Output all of the entries exactly as written.

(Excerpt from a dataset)

begin

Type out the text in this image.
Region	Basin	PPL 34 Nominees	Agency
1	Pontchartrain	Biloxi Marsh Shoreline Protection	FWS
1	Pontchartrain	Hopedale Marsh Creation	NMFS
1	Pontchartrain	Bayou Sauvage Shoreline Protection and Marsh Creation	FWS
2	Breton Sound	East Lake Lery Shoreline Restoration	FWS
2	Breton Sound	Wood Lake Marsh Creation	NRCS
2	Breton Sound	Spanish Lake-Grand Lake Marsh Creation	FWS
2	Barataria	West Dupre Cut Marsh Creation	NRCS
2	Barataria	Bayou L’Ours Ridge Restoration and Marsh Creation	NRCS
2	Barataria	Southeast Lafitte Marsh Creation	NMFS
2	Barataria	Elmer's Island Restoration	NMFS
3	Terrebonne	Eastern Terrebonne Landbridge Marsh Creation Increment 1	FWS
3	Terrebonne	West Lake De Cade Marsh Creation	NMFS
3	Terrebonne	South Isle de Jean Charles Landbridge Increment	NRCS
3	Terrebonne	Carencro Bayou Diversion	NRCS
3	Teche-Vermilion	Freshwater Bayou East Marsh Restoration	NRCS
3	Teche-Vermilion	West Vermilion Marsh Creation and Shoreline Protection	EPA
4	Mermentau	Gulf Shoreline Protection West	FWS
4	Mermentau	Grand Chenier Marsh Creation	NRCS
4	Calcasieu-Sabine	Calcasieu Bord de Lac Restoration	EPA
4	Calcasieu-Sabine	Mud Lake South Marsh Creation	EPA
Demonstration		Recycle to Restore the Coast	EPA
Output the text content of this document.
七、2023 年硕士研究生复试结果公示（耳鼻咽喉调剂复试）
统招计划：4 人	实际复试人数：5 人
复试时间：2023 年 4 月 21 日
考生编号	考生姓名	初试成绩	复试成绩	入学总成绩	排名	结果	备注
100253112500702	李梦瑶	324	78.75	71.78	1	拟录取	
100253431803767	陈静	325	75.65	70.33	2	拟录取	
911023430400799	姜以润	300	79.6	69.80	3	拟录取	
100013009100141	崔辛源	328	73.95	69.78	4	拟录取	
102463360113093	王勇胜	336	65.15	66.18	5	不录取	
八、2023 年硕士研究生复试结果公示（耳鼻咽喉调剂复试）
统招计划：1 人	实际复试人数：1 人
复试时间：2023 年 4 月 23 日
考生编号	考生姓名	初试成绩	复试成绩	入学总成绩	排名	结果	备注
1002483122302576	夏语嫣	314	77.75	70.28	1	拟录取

end

**Full output**
Type out the text in this image.
Region	Basin	PPL 34 Nominees	Agency
1	Pontchartrain	Biloxi Marsh Shoreline Protection	FWS
1	Pontchartrain	Hopedale Marsh Creation	NMFS
1	Pontchartrain	Bayou Sauvage Shoreline Protection and Marsh Creation	FWS
2	Breton Sound	East Lake Lery Shoreline Restoration	FWS
2	Breton Sound	Wood Lake Marsh Creation	NRCS
2	Breton Sound	Spanish Lake-Grand Lake Marsh Creation	FWS
2	Barataria	West Dupre Cut Marsh Creation	NRCS
2	Barataria	Bayou L’Ours Ridge Restoration and Marsh Creation	NRCS
2	Barataria	Southeast Lafitte Marsh Creation	NMFS
2	Barataria	Elmer's Island Restoration	NMFS
3	Terrebonne	Eastern Terrebonne Landbridge Marsh Creation Increment 1	FWS
3	Terrebonne	West Lake De Cade Marsh Creation	NMFS
3	Terrebonne	South Isle de Jean Charles Landbridge Increment	NRCS
3	Terrebonne	Carencro Bayou Diversion	NRCS
3	Teche-Vermilion	Freshwater Bayou East Marsh Restoration	NRCS
3	Teche-Vermilion	West Vermilion Marsh Creation and Shoreline Protection	EPA
4	Mermentau	Gulf Shoreline Protection West	FWS
4	Mermentau	Grand Chenier Marsh Creation	NRCS
4	Calcasieu-Sabine	Calcasieu Bord de Lac Restoration	EPA
4	Calcasieu-Sabine	Mud Lake South Marsh Creation	EPA
Demonstration		Recycle to Restore the Coast	EPA
Output the text content of this document.
七、2023 年硕士研究生复试结果公示（耳鼻咽喉调剂复试）
统招计划：4 人	实际复试人数：5 人
复试时间：2023 年 4 月 21 日
考生编号	考生姓名	初试成绩	复试成绩	入学总成绩	排名	结果	备注
100253112500702	李梦瑶	324	78.75	71.78	1	拟录取	
100253431803767	陈静	325	75.65	70.33	2	拟录取	
911023430400799	姜以润	300	79.6	69.80	3	拟录取	
100013009100141	崔辛源	328	73.95	69.78	4	拟录取	
102463360113093	王勇胜	336	65.15	66.18	5	不录取	
八、2023 年硕士研究生复试结果公示（耳鼻咽喉调剂复试）
统招计划：1 人	实际复试人数：1 人
复试时间：2023 年 4 月 23 日
考生编号	考生姓名	初试成绩	复试成绩	入学总成绩	排名	结果	备注
1002483122302576	夏语嫣	314	77.75	70.28	1	拟录取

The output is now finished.